What you need to do:
Note each line where "Health" appears, and copy it.

Input rows:
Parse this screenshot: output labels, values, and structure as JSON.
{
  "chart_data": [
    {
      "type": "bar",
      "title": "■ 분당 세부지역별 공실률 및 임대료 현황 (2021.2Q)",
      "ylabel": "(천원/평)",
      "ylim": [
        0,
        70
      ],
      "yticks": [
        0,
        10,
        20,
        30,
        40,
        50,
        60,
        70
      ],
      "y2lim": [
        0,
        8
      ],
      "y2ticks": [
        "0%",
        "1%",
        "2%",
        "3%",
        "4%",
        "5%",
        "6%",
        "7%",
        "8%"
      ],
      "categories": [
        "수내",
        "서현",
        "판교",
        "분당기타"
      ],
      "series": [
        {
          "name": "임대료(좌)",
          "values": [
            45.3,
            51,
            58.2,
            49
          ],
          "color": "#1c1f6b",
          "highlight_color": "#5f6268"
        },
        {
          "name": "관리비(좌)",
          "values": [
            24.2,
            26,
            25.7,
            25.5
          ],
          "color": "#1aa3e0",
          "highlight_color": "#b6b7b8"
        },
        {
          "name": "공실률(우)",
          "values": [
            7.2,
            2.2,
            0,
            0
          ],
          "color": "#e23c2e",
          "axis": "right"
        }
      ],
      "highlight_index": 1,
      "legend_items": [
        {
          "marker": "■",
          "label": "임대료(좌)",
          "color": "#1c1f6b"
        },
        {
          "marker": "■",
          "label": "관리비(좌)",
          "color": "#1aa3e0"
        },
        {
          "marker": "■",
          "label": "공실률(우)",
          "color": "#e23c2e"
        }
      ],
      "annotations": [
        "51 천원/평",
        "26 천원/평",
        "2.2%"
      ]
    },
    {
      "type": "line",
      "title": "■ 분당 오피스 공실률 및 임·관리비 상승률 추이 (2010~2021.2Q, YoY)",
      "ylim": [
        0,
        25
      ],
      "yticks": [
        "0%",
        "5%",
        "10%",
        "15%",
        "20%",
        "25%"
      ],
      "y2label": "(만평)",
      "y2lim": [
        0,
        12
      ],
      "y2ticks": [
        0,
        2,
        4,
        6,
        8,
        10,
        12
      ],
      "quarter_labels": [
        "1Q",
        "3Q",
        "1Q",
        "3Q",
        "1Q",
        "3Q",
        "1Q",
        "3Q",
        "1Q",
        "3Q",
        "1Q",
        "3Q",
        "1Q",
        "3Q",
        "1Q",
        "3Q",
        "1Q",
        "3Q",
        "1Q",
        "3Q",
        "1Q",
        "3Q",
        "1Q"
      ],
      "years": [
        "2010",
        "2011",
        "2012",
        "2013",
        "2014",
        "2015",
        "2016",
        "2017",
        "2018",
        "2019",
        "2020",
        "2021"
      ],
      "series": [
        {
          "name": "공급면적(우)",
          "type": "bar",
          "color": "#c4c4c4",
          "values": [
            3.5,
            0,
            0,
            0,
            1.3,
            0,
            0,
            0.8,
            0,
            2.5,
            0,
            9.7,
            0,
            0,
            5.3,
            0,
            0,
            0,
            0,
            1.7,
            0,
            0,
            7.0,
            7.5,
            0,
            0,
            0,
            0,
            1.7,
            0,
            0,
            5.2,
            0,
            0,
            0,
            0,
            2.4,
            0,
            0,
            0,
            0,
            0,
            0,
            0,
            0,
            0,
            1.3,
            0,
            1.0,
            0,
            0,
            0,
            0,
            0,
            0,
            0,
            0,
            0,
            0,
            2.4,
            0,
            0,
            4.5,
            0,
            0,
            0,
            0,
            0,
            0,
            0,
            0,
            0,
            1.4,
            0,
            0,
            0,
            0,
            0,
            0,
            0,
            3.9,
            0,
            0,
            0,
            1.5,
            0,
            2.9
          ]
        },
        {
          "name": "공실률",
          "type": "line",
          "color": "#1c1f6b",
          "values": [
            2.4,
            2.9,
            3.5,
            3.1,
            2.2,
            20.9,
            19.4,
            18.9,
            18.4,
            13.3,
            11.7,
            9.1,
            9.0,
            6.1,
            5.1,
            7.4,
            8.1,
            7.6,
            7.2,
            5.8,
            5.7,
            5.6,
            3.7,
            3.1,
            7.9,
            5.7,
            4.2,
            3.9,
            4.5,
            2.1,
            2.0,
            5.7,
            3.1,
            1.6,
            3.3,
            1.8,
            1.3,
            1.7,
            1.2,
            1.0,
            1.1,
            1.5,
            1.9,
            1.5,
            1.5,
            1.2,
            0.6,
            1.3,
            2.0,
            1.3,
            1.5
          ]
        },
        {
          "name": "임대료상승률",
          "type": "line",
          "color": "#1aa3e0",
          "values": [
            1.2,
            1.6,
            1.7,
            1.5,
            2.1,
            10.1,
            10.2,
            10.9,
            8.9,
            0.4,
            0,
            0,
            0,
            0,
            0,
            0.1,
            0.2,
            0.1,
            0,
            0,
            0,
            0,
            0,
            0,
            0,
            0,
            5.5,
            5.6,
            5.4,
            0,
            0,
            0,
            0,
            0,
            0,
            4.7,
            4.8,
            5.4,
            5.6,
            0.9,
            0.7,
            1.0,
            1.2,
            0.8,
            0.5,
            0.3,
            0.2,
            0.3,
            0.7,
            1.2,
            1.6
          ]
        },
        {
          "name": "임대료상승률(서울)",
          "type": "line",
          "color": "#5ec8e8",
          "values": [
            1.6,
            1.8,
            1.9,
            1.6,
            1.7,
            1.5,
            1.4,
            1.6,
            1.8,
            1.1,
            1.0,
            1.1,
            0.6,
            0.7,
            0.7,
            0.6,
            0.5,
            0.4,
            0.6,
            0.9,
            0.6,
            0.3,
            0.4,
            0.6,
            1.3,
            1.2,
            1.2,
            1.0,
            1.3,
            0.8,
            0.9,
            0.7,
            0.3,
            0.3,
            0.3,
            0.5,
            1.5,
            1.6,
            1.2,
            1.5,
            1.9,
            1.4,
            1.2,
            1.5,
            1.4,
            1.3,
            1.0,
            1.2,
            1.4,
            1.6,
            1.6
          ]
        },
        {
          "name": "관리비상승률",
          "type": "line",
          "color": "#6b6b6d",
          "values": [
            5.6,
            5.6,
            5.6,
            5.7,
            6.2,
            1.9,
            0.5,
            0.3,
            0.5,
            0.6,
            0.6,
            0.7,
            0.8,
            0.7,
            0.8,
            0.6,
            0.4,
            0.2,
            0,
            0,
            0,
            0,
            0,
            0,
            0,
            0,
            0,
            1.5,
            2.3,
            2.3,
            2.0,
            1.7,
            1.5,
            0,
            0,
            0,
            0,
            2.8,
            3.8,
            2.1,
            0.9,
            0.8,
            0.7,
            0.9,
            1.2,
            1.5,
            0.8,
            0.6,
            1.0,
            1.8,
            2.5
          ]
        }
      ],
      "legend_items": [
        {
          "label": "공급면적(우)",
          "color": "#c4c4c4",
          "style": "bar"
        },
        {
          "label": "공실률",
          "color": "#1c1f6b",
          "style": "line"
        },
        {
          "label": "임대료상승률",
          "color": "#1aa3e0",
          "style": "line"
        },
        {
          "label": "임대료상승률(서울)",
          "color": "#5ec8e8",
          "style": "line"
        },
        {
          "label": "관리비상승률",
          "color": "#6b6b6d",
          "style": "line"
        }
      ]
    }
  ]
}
---
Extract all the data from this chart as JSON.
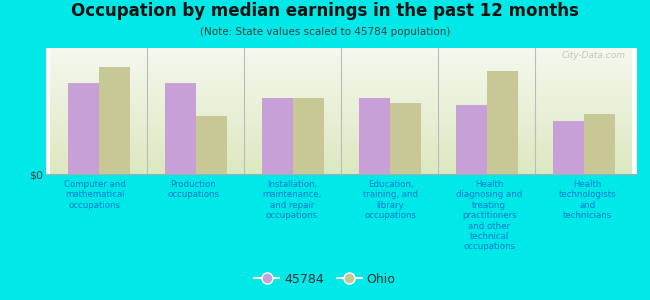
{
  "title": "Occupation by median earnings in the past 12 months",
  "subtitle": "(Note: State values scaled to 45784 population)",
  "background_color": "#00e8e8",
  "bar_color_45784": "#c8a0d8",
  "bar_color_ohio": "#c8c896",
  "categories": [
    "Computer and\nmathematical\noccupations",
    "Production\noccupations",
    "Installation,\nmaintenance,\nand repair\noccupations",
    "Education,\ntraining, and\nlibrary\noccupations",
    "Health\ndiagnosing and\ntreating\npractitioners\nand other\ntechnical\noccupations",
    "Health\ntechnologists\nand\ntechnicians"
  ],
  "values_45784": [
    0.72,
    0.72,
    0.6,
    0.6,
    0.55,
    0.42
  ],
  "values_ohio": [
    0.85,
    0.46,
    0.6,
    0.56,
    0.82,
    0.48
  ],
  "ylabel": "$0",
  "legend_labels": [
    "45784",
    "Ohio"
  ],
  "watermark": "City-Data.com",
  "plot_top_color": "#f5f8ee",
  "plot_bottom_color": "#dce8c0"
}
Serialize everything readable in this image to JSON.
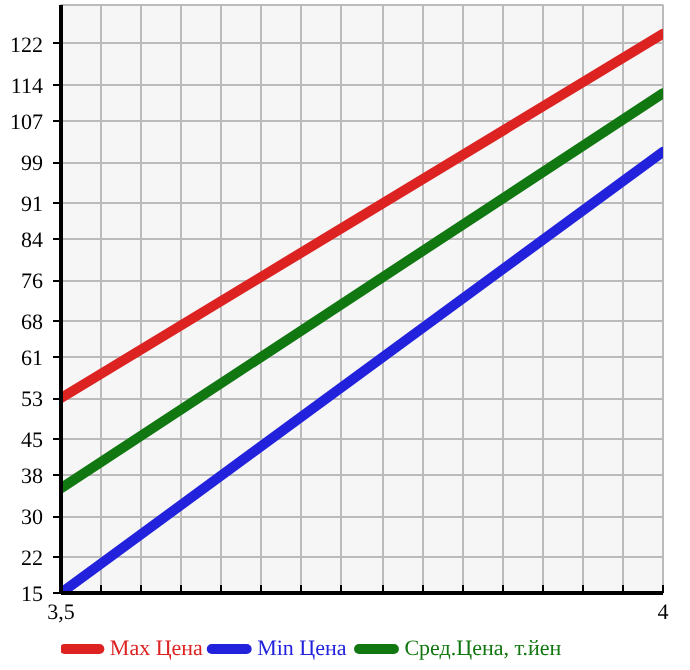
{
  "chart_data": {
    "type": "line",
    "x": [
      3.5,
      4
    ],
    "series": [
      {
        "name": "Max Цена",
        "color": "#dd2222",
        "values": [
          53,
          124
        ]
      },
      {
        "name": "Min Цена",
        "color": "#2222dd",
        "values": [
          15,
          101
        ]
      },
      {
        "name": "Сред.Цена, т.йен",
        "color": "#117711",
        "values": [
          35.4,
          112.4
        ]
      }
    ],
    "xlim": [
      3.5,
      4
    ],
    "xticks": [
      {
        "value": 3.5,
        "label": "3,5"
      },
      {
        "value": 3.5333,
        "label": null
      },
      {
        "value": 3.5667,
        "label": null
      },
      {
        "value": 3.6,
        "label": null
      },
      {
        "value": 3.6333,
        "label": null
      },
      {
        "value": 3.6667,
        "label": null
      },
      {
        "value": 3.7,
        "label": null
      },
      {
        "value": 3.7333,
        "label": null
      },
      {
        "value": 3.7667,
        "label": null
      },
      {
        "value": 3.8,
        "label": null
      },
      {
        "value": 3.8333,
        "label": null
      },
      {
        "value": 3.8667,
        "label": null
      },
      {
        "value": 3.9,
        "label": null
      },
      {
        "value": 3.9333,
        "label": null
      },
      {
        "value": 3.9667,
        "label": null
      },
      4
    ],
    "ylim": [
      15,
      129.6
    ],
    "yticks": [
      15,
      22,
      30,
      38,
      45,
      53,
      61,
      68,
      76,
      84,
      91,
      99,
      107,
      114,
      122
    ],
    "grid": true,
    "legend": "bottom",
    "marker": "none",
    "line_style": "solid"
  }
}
==
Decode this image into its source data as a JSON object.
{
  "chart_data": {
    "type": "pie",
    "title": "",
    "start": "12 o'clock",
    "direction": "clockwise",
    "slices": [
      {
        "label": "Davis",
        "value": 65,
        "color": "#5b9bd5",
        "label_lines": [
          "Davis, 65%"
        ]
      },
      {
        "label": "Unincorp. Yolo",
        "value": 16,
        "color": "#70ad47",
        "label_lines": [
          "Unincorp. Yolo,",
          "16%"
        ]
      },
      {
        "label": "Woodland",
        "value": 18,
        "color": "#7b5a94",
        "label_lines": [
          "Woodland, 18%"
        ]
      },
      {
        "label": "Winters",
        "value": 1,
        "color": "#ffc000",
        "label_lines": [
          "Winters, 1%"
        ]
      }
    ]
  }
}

Exercise output:
    "Health\ndiagnosing and\ntreating\npractitioners\nand other\ntechnical\noccupations",
    "Health\ntechnologists\nand\ntechnicians"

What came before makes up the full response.